→ The task
Reproduce this listing in full.

==========

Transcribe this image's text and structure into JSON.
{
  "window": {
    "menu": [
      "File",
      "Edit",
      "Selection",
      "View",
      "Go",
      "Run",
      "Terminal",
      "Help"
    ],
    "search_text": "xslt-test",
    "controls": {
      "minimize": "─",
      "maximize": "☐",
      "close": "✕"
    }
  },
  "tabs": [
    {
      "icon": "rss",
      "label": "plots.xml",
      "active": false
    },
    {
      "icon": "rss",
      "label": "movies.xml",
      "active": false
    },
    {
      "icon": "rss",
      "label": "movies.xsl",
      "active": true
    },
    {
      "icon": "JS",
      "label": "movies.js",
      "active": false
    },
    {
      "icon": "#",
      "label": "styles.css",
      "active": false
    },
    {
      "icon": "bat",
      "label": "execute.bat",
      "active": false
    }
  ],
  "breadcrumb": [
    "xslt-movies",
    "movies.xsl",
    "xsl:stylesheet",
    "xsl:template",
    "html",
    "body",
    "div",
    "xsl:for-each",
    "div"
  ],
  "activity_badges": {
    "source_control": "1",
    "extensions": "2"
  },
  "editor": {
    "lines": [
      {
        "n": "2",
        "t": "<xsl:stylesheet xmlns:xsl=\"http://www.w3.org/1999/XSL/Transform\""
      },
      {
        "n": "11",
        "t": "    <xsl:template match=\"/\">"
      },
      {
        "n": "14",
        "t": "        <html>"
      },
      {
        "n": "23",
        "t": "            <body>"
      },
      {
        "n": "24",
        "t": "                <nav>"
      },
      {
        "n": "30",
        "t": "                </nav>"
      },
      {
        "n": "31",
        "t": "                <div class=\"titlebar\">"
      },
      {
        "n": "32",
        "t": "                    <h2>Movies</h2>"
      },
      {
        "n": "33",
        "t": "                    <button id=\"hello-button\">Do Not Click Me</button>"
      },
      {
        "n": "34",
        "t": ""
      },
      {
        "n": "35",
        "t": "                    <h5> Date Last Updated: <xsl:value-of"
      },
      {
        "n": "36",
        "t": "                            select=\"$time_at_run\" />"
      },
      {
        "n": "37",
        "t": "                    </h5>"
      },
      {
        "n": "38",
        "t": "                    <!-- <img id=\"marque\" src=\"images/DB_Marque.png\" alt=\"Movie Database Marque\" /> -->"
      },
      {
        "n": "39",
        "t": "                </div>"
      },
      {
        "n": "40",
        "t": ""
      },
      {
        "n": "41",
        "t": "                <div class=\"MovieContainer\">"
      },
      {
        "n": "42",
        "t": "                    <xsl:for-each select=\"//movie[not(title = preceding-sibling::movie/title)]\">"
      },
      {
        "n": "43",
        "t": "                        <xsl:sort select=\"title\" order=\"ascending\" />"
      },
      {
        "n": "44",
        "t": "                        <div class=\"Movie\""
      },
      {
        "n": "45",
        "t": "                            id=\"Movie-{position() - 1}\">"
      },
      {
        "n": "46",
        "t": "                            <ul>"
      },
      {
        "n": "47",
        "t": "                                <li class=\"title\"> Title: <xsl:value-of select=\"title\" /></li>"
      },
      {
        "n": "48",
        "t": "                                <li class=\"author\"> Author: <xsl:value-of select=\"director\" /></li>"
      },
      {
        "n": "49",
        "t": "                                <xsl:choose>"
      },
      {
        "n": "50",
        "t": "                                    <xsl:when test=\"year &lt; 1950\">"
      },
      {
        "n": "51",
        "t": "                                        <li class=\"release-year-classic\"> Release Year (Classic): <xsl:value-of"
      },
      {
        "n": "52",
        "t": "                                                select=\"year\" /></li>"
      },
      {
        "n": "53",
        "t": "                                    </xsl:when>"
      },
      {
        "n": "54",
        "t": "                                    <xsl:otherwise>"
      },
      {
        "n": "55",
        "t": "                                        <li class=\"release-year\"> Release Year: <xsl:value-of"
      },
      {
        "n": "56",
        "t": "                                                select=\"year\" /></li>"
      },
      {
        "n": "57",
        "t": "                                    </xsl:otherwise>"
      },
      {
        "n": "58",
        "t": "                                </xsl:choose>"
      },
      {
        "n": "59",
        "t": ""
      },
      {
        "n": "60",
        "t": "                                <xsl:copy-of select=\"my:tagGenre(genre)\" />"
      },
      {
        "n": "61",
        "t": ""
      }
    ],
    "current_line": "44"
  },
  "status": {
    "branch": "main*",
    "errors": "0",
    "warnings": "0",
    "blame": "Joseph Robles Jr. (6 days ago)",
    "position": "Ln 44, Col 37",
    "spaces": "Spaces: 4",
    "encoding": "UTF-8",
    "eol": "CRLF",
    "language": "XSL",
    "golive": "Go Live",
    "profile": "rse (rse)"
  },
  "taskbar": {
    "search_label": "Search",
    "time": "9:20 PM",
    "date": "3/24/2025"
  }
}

==========

→ Worked solution
Transcribe this image's text and structure into JSON.
{
  "window": {
    "menu": [
      "File",
      "Edit",
      "Selection",
      "View",
      "Go",
      "Run",
      "Terminal",
      "Help"
    ],
    "search_text": "xslt-test",
    "controls": {
      "minimize": "─",
      "maximize": "☐",
      "close": "✕"
    }
  },
  "tabs": [
    {
      "icon": "rss",
      "label": "plots.xml",
      "active": false
    },
    {
      "icon": "rss",
      "label": "movies.xml",
      "active": false
    },
    {
      "icon": "rss",
      "label": "movies.xsl",
      "active": true
    },
    {
      "icon": "JS",
      "label": "movies.js",
      "active": false
    },
    {
      "icon": "#",
      "label": "styles.css",
      "active": false
    },
    {
      "icon": "bat",
      "label": "execute.bat",
      "active": false
    }
  ],
  "breadcrumb": [
    "xslt-movies",
    "movies.xsl",
    "xsl:stylesheet",
    "xsl:template",
    "html",
    "body",
    "div",
    "xsl:for-each",
    "div"
  ],
  "activity_badges": {
    "source_control": "1",
    "extensions": "2"
  },
  "editor": {
    "lines": [
      {
        "n": "2",
        "t": "<xsl:stylesheet xmlns:xsl=\"http://www.w3.org/1999/XSL/Transform\""
      },
      {
        "n": "11",
        "t": "    <xsl:template match=\"/\">"
      },
      {
        "n": "14",
        "t": "        <html>"
      },
      {
        "n": "23",
        "t": "            <body>"
      },
      {
        "n": "24",
        "t": "                <nav>"
      },
      {
        "n": "30",
        "t": "                </nav>"
      },
      {
        "n": "31",
        "t": "                <div class=\"titlebar\">"
      },
      {
        "n": "32",
        "t": "                    <h2>Movies</h2>"
      },
      {
        "n": "33",
        "t": "                    <button id=\"hello-button\">Do Not Click Me</button>"
      },
      {
        "n": "34",
        "t": ""
      },
      {
        "n": "35",
        "t": "                    <h5> Date Last Updated: <xsl:value-of"
      },
      {
        "n": "36",
        "t": "                            select=\"$time_at_run\" />"
      },
      {
        "n": "37",
        "t": "                    </h5>"
      },
      {
        "n": "38",
        "t": "                    <!-- <img id=\"marque\" src=\"images/DB_Marque.png\" alt=\"Movie Database Marque\" /> -->"
      },
      {
        "n": "39",
        "t": "                </div>"
      },
      {
        "n": "40",
        "t": ""
      },
      {
        "n": "41",
        "t": "                <div class=\"MovieContainer\">"
      },
      {
        "n": "42",
        "t": "                    <xsl:for-each select=\"//movie[not(title = preceding-sibling::movie/title)]\">"
      },
      {
        "n": "43",
        "t": "                        <xsl:sort select=\"title\" order=\"ascending\" />"
      },
      {
        "n": "44",
        "t": "                        <div class=\"Movie\""
      },
      {
        "n": "45",
        "t": "                            id=\"Movie-{position() - 1}\">"
      },
      {
        "n": "46",
        "t": "                            <ul>"
      },
      {
        "n": "47",
        "t": "                                <li class=\"title\"> Title: <xsl:value-of select=\"title\" /></li>"
      },
      {
        "n": "48",
        "t": "                                <li class=\"author\"> Author: <xsl:value-of select=\"director\" /></li>"
      },
      {
        "n": "49",
        "t": "                                <xsl:choose>"
      },
      {
        "n": "50",
        "t": "                                    <xsl:when test=\"year &lt; 1950\">"
      },
      {
        "n": "51",
        "t": "                                        <li class=\"release-year-classic\"> Release Year (Classic): <xsl:value-of"
      },
      {
        "n": "52",
        "t": "                                                select=\"year\" /></li>"
      },
      {
        "n": "53",
        "t": "                                    </xsl:when>"
      },
      {
        "n": "54",
        "t": "                                    <xsl:otherwise>"
      },
      {
        "n": "55",
        "t": "                                        <li class=\"release-year\"> Release Year: <xsl:value-of"
      },
      {
        "n": "56",
        "t": "                                                select=\"year\" /></li>"
      },
      {
        "n": "57",
        "t": "                                    </xsl:otherwise>"
      },
      {
        "n": "58",
        "t": "                                </xsl:choose>"
      },
      {
        "n": "59",
        "t": ""
      },
      {
        "n": "60",
        "t": "                                <xsl:copy-of select=\"my:tagGenre(genre)\" />"
      },
      {
        "n": "61",
        "t": ""
      }
    ],
    "current_line": "44"
  },
  "status": {
    "branch": "main*",
    "errors": "0",
    "warnings": "0",
    "blame": "Joseph Robles Jr. (6 days ago)",
    "position": "Ln 44, Col 37",
    "spaces": "Spaces: 4",
    "encoding": "UTF-8",
    "eol": "CRLF",
    "language": "XSL",
    "golive": "Go Live",
    "profile": "rse (rse)"
  },
  "taskbar": {
    "search_label": "Search",
    "time": "9:20 PM",
    "date": "3/24/2025"
  }
}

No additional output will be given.